Repeat exactly the lines from the line containing "Decode this image" to the last line of the listing, including both.
________
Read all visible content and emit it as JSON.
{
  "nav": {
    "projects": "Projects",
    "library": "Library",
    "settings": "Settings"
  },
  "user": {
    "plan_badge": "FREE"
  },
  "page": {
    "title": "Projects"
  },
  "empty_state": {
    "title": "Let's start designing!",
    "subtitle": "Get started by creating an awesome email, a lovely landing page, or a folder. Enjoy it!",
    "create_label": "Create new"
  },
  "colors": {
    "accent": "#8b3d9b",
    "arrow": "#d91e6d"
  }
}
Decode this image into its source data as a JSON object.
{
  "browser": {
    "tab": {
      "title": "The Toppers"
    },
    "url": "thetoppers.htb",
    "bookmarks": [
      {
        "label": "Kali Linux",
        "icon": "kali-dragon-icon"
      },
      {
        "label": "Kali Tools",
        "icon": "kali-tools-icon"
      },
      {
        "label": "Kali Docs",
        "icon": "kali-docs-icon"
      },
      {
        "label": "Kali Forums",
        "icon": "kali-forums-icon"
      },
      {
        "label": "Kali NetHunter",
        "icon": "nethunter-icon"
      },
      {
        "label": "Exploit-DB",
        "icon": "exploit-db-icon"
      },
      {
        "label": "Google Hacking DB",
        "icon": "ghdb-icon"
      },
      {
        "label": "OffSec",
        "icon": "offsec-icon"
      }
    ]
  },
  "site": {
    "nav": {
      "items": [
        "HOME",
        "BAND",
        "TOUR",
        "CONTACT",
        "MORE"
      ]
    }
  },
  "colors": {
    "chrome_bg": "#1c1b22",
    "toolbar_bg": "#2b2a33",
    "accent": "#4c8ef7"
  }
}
________
Answer to this exercise:
Decode this image into its source data as a JSON object.
{
  "browser": {
    "tab": {
      "title": "The Toppers"
    },
    "url": "thetoppers.htb",
    "bookmarks": [
      {
        "label": "Kali Linux",
        "icon": "kali-dragon-icon"
      },
      {
        "label": "Kali Tools",
        "icon": "kali-tools-icon"
      },
      {
        "label": "Kali Docs",
        "icon": "kali-docs-icon"
      },
      {
        "label": "Kali Forums",
        "icon": "kali-forums-icon"
      },
      {
        "label": "Kali NetHunter",
        "icon": "nethunter-icon"
      },
      {
        "label": "Exploit-DB",
        "icon": "exploit-db-icon"
      },
      {
        "label": "Google Hacking DB",
        "icon": "ghdb-icon"
      },
      {
        "label": "OffSec",
        "icon": "offsec-icon"
      }
    ]
  },
  "site": {
    "nav": {
      "items": [
        "HOME",
        "BAND",
        "TOUR",
        "CONTACT",
        "MORE"
      ]
    }
  },
  "colors": {
    "chrome_bg": "#1c1b22",
    "toolbar_bg": "#2b2a33",
    "accent": "#4c8ef7"
  }
}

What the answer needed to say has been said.